Records from a collection of figures
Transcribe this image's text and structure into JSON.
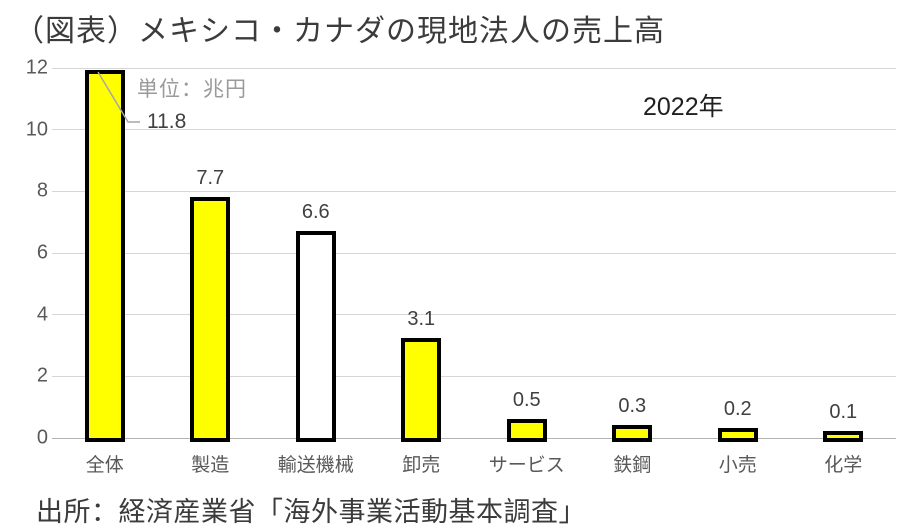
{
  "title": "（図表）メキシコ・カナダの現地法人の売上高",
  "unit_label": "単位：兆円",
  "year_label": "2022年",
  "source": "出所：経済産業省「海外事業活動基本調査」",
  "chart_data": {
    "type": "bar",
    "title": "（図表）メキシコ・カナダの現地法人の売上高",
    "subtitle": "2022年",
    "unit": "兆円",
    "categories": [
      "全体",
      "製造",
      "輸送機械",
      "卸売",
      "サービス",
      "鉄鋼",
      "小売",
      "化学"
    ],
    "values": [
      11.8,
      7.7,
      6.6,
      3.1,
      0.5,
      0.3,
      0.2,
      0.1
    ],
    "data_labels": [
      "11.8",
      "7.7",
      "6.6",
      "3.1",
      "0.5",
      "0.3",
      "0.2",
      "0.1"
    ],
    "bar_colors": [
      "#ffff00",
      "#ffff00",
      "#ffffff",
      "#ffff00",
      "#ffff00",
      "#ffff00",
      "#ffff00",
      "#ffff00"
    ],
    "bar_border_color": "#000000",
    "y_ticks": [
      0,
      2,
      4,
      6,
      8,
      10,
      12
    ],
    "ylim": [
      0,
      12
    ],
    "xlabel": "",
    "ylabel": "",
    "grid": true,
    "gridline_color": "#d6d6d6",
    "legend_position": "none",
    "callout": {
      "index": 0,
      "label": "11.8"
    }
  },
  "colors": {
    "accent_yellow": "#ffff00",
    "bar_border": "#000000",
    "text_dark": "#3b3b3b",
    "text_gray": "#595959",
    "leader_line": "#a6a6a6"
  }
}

__SET PROBLEM__
Copy out all of the material exactly as written, without its pictures.

__SOLUTION FOR THIS PROBLEM__
Transcribe this image's text and structure into JSON.
{
  "title": "（図表）メキシコ・カナダの現地法人の売上高",
  "unit_label": "単位：兆円",
  "year_label": "2022年",
  "source": "出所：経済産業省「海外事業活動基本調査」",
  "chart_data": {
    "type": "bar",
    "title": "（図表）メキシコ・カナダの現地法人の売上高",
    "subtitle": "2022年",
    "unit": "兆円",
    "categories": [
      "全体",
      "製造",
      "輸送機械",
      "卸売",
      "サービス",
      "鉄鋼",
      "小売",
      "化学"
    ],
    "values": [
      11.8,
      7.7,
      6.6,
      3.1,
      0.5,
      0.3,
      0.2,
      0.1
    ],
    "data_labels": [
      "11.8",
      "7.7",
      "6.6",
      "3.1",
      "0.5",
      "0.3",
      "0.2",
      "0.1"
    ],
    "bar_colors": [
      "#ffff00",
      "#ffff00",
      "#ffffff",
      "#ffff00",
      "#ffff00",
      "#ffff00",
      "#ffff00",
      "#ffff00"
    ],
    "bar_border_color": "#000000",
    "y_ticks": [
      0,
      2,
      4,
      6,
      8,
      10,
      12
    ],
    "ylim": [
      0,
      12
    ],
    "xlabel": "",
    "ylabel": "",
    "grid": true,
    "gridline_color": "#d6d6d6",
    "legend_position": "none",
    "callout": {
      "index": 0,
      "label": "11.8"
    }
  },
  "colors": {
    "accent_yellow": "#ffff00",
    "bar_border": "#000000",
    "text_dark": "#3b3b3b",
    "text_gray": "#595959",
    "leader_line": "#a6a6a6"
  }
}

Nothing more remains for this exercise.